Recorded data
.....
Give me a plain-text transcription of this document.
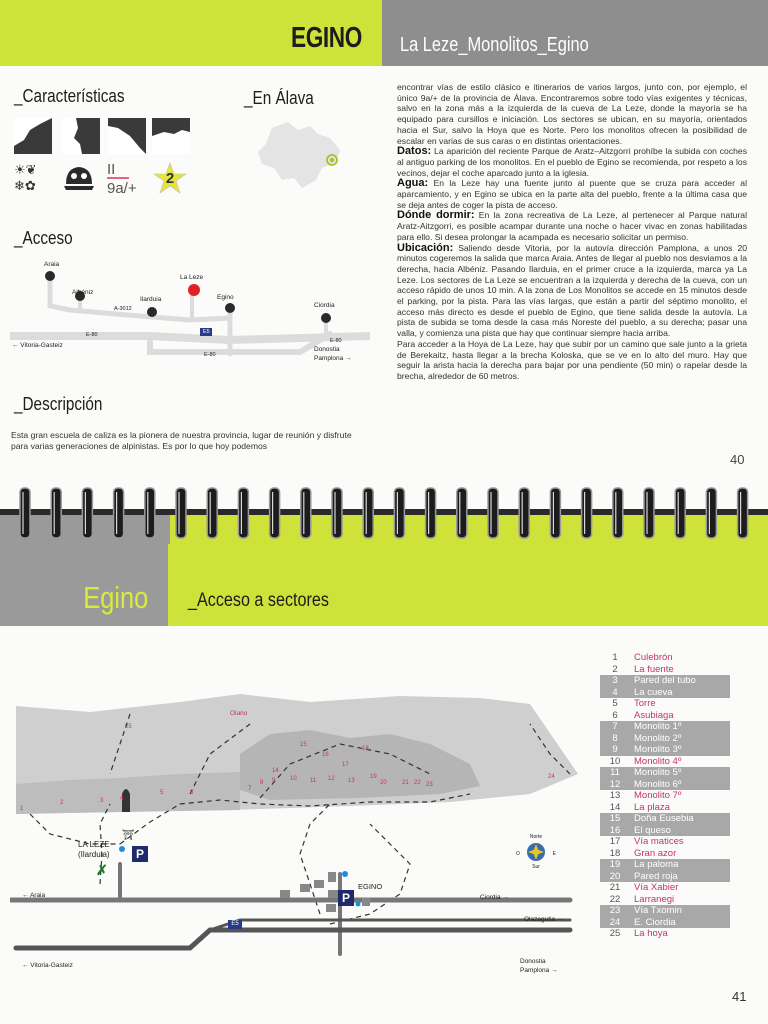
EGINO La Leze_Monolitos_Egino
_Características	_En Álava
☀❦
❄✿
II
9a/+
2
_Acceso
Araia
Albéniz
A-3012
Ilarduia
La Leze
Egino
Ciordia
E-80	E5
E-80
E-80
← Vitoria-Gasteiz
Donostia
Pamplona →
_Descripción
Esta gran escuela de caliza es la pionera de nuestra provincia, lugar de reunión y disfrute para varias generaciones de alpinistas. Es por lo que hoy podemos

encontrar vías de estilo clásico e itinerarios de varios largos, junto con, por ejemplo, el único 9a/+ de la provincia de Álava. Encontraremos sobre todo vías exigentes y técnicas, salvo en la zona más a la izquierda de la cueva de La Leze, donde la mayoría se ha equipado para cursillos e iniciación. Los sectores se ubican, en su mayoría, orientados hacia el Sur, salvo la Hoya que es Norte. Pero los monolitos ofrecen la posibilidad de escalar en varias de sus caras o en distintas orientaciones.

Datos: La aparición del reciente Parque de Aratz–Aitzgorri prohíbe la subida con coches al antiguo parking de los monolitos. En el pueblo de Egino se recomienda, por respeto a los vecinos, dejar el coche aparcado junto a la iglesia.

Agua: En la Leze hay una fuente junto al puente que se cruza para acceder al aparcamiento, y en Egino se ubica en la parte alta del pueblo, frente a la última casa que se deja antes de coger la pista de acceso.

Dónde dormir: En la zona recreativa de La Leze, al pertenecer al Parque natural Aratz-Aitzgorri, es posible acampar durante una noche o hacer vivac en zonas habilitadas para ello. Si desea prolongar la acampada es necesario solicitar un permiso.

Ubicación: Saliendo desde Vitoria, por la autovía dirección Pamplona, a unos 20 minutos cogeremos la salida que marca Araia. Antes de llegar al pueblo nos desviamos a la derecha, hacia Albéniz. Pasando Ilarduia, en el primer cruce a la izquierda, marca ya La Leze. Los sectores de La Leze se encuentran a la izquierda y derecha de la cueva, con un acceso rápido de unos 10 min. A la zona de Los Monolitos se accede en 15 minutos desde el parking, por la pista. Para las vías largas, que están a partir del séptimo monolito, el acceso más directo es desde el pueblo de Egino, que tiene salida desde la autovía. La pista de subida se toma desde la casa más Noreste del pueblo, a su derecha; pasar una valla, y comienza una pista que hay que continuar siempre hacia arriba.

Para acceder a la Hoya de La Leze, hay que subir por un camino que sale junto a la grieta de Berekaitz, hasta llegar a la brecha Koloska, que se ve en lo alto del muro. Hay que seguir la arista hacia la derecha para bajar por una pendiente (50 min) o rapelar desde la brecha, alrededor de 60 metros.

40
Egino _Acceso a sectores
1
2	3	4
25
5	6
7
8 9 10 11 12 13
14
15
16
17
18
19
20	21 22 23
24
Olano
LA LEZE
(Ilarduia)
✗
⛩
P
EGINO
P
← Araia	Ciordia →
Olazagutia →
E5
← Vitoria-Gasteiz
Donostia
Pamplona →
Norte
O	E
Sur
1	Culebrón
2	La fuente
3	Pared del tubo
4	La cueva
5	Torre
6	Asubiaga
7	Monolito 1º
8	Monolito 2º
9	Monolito 3º
10	Monolito 4º
11	Monolito 5º
12	Monolito 6º
13	Monolito 7º
14	La plaza
15	Doña Eusebia
16	El queso
17	Vía matices
18	Gran azor
19	La paloma
20	Pared roja
21	Vía Xabier
22	Larranegi
23	Vía Txomin
24	E. Ciordia
25	La hoya
41
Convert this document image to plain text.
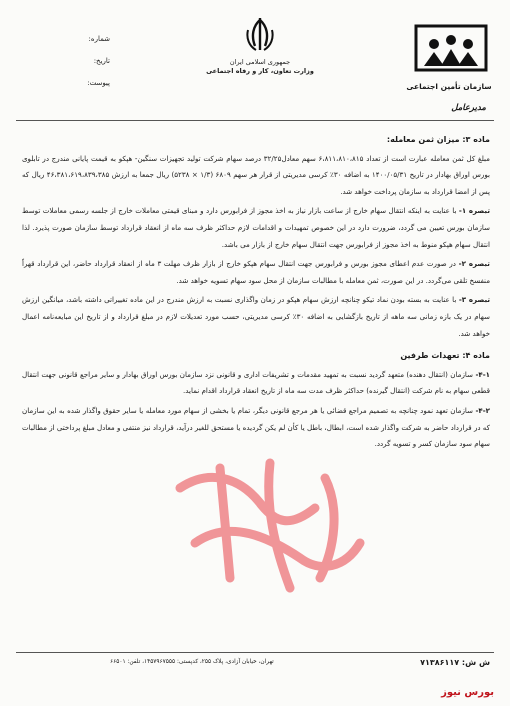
سازمان تأمین اجتماعی
مدیرعامل
جمهوری اسلامی ایران
وزارت تعاون، کار و رفاه اجتماعی
شماره:
تاریخ:
پیوست:
ماده ۳: میزان ثمن معامله:

مبلغ کل ثمن معامله عبارت است از تعداد ۶،۸۱۱،۸۱۰،۸۱۵ سهم معادل۳۲/۲۵ درصد سهام شرکت تولید تجهیزات سنگین- هپکو به قیمت پایانی مندرج در تابلوی بورس اوراق بهادار در تاریخ ۱۴۰۰/۰۵/۳۱ به اضافه ۳۰٪ کرسی مدیریتی از قرار هر سهم ۶۸۰۹ (۱/۳ × ۵۲۳۸) ریال جمعا به ارزش ۴۶،۳۸۱،۶۱۹،۸۳۹،۳۸۵ ریال که پس از امضا قرارداد به سازمان پرداخت خواهد شد.

تبصره ۱- با عنایت به اینکه انتقال سهام خارج از ساعت بازار نیاز به اخذ مجوز از فرابورس دارد و مبنای قیمتی معاملات خارج از جلسه رسمی معاملات توسط سازمان بورس تعیین می گردد، ضرورت دارد در این خصوص تمهیدات و اقدامات لازم حداکثر ظرف سه ماه از انعقاد قرارداد توسط سازمان صورت پذیرد. لذا انتقال سهام هپکو منوط به اخذ مجوز از فرابورس جهت انتقال سهام خارج از بازار می باشد.

تبصره ۲- در صورت عدم اعطای مجوز بورس و فرابورس جهت انتقال سهام هپکو خارج از بازار ظرف مهلت ۳ ماه از انعقاد قرارداد حاضر، این قرارداد قهراً منفسخ تلقی می‌گردد. در این صورت، ثمن معامله با مطالبات سازمان از محل سود سهام تسویه خواهد شد.

تبصره ۳- با عنایت به بسته بودن نماد تیکو چنانچه ارزش سهام هپکو در زمان واگذاری نسبت به ارزش مندرج در این ماده تغییراتی داشته باشد، میانگین ارزش سهام در یک بازه زمانی سه ماهه از تاریخ بازگشایی به اضافه ۳۰٪ کرسی مدیریتی، حسب مورد تعدیلات لازم در مبلغ قرارداد و از تاریخ این مبایعه‌نامه اعمال خواهد شد.

ماده ۴: تعهدات طرفین

۴-۱- سازمان (انتقال دهنده) متعهد گردید نسبت به تمهید مقدمات و تشریفات اداری و قانونی نزد سازمان بورس اوراق بهادار و سایر مراجع قانونی جهت انتقال قطعی سهام به نام شرکت (انتقال گیرنده) حداکثر ظرف مدت سه ماه از تاریخ انعقاد قرارداد اقدام نماید.

۴-۲- سازمان تعهد نمود چنانچه به تصمیم مراجع قضائی یا هر مرجع قانونی دیگر، تمام یا بخشی از سهام مورد معامله یا سایر حقوق واگذار شده به این سازمان که در قرارداد حاضر به شرکت واگذار شده است، ابطال، باطل یا کأن لم یکن گردیده یا مستحق للغیر درآید، قرارداد نیز منتفی و معادل مبلغ پرداختی از مطالبات سهام سود سازمان کسر و تسویه گردد.

ش ش: ۷۱۳۸۶۱۱۷
تهران، خیابان آزادی، پلاک ۲۵۵، کدپستی: ۱۴۵۷۹۶۷۵۵۵، تلفن: ۶۶۵۰۱
بورس نیوز
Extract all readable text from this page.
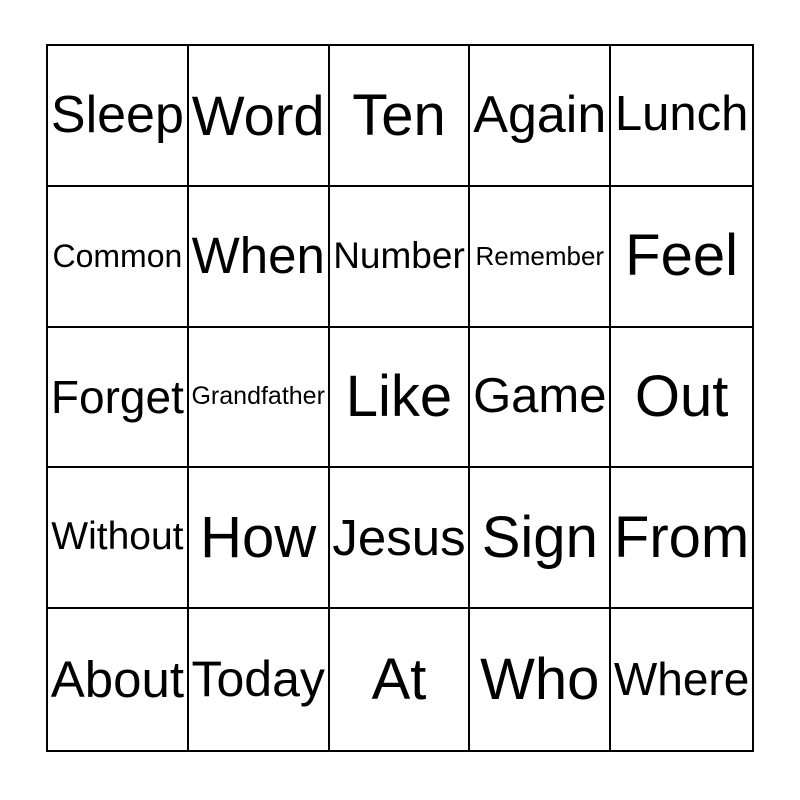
Sleep Word Ten Again Lunch
Common When Number Remember Feel
Forget Grandfather Like Game Out
Without How Jesus Sign From
About Today At Who Where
.....
PROBLEM DESCRIPTION: Copy out all lines above that include the string "قانونی".

SOLUTION TO THE EXERCISE:
۴-۱- سازمان (انتقال دهنده) متعهد گردید نسبت به تمهید مقدمات و تشریفات اداری و قانونی نزد سازمان بورس اوراق بهادار و سایر مراجع قانونی جهت انتقال قطعی سهام به نام شرکت (انتقال گیرنده) حداکثر ظرف مدت سه ماه از تاریخ انعقاد قرارداد اقدام نماید.
۴-۲- سازمان تعهد نمود چنانچه به تصمیم مراجع قضائی یا هر مرجع قانونی دیگر، تمام یا بخشی از سهام مورد معامله یا سایر حقوق واگذار شده به این سازمان که در قرارداد حاضر به شرکت واگذار شده است، ابطال، باطل یا کأن لم یکن گردیده یا مستحق للغیر درآید، قرارداد نیز منتفی و معادل مبلغ پرداختی از مطالبات سهام سود سازمان کسر و تسویه گردد.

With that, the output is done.